DATA SHOWN:
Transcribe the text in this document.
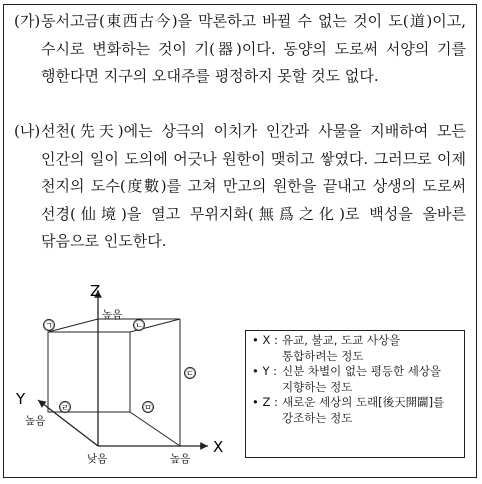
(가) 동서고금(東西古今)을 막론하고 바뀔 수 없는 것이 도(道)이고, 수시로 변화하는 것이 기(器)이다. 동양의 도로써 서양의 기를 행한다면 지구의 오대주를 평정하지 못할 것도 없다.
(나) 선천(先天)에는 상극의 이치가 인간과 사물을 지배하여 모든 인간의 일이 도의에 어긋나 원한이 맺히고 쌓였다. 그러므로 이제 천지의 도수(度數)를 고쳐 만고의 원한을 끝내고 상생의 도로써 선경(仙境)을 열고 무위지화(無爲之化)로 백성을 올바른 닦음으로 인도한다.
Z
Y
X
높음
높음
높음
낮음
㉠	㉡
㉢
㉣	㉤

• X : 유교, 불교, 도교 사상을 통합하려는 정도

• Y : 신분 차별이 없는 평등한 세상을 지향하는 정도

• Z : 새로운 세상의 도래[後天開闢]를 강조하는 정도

--

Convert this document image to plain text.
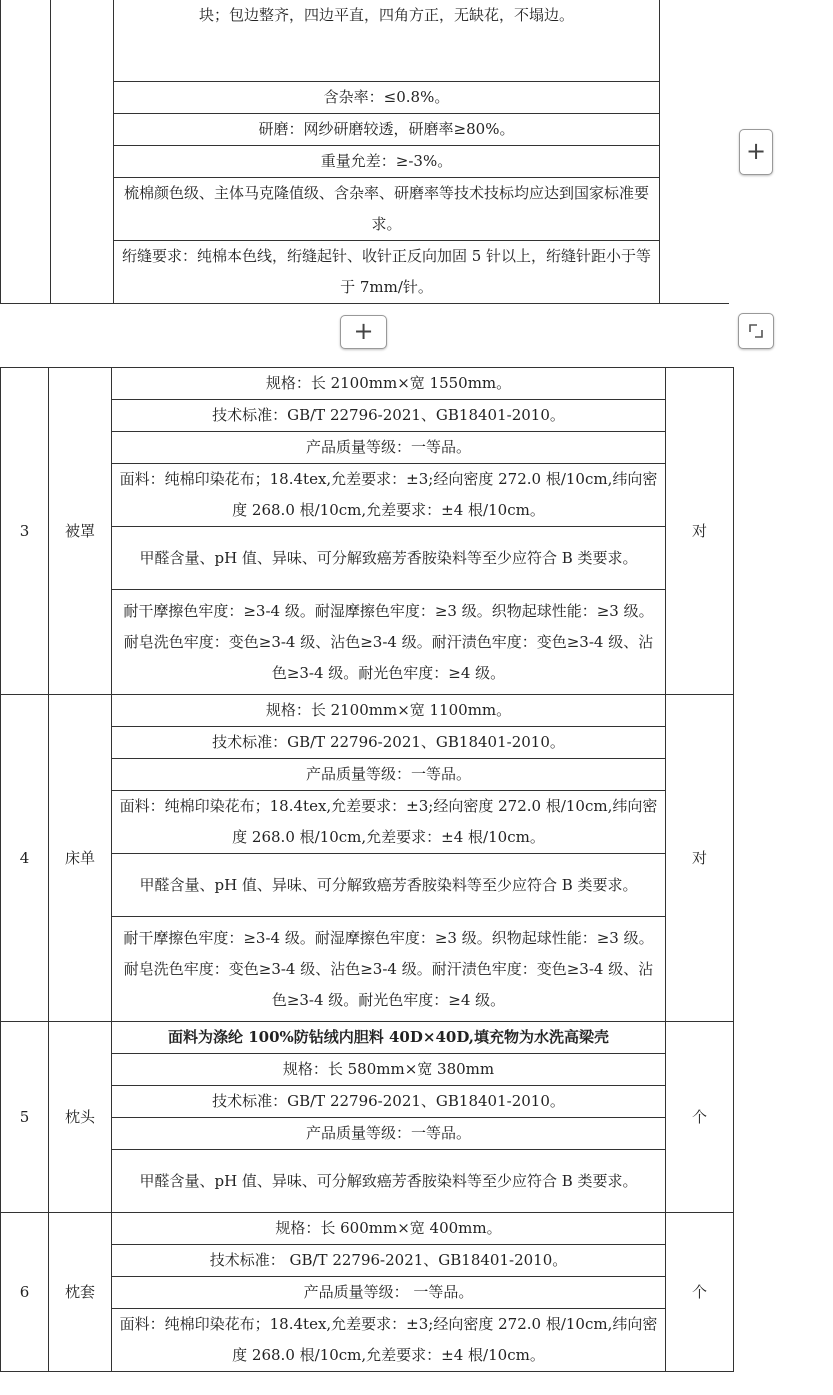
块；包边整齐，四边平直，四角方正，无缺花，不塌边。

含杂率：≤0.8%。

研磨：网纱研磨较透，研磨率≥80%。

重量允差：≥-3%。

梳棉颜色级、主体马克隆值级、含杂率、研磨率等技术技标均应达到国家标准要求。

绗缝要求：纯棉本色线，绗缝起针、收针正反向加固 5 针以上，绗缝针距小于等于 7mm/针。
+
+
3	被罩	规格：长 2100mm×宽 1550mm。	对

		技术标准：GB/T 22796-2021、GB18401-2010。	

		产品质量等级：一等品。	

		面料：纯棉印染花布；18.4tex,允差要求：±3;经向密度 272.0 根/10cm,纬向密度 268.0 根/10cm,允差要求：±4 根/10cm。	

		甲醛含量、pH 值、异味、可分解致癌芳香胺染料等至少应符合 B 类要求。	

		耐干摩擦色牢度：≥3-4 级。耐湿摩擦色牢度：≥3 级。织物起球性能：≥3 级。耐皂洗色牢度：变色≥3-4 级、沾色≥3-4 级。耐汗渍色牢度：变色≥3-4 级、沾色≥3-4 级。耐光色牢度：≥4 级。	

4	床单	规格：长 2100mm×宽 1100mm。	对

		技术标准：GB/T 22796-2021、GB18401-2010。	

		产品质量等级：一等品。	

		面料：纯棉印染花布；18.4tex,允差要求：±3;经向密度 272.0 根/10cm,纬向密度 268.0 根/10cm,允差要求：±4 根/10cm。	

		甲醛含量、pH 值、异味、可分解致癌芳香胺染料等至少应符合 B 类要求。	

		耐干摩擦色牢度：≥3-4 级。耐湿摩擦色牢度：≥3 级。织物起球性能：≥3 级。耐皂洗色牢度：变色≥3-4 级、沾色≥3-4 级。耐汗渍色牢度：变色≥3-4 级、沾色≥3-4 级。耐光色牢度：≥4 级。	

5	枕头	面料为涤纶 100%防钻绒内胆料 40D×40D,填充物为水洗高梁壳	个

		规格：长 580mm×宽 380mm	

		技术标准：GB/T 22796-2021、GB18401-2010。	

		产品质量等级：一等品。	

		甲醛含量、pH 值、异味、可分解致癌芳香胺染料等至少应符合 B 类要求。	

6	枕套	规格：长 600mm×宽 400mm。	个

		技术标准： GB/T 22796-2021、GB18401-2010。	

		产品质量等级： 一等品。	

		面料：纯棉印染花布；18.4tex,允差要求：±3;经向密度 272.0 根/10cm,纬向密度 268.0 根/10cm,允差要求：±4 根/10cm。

EXERCISE DETAILS: State how many lines of the listing above include the word "text". Give nothing but the number.

FULL ANSWER: 2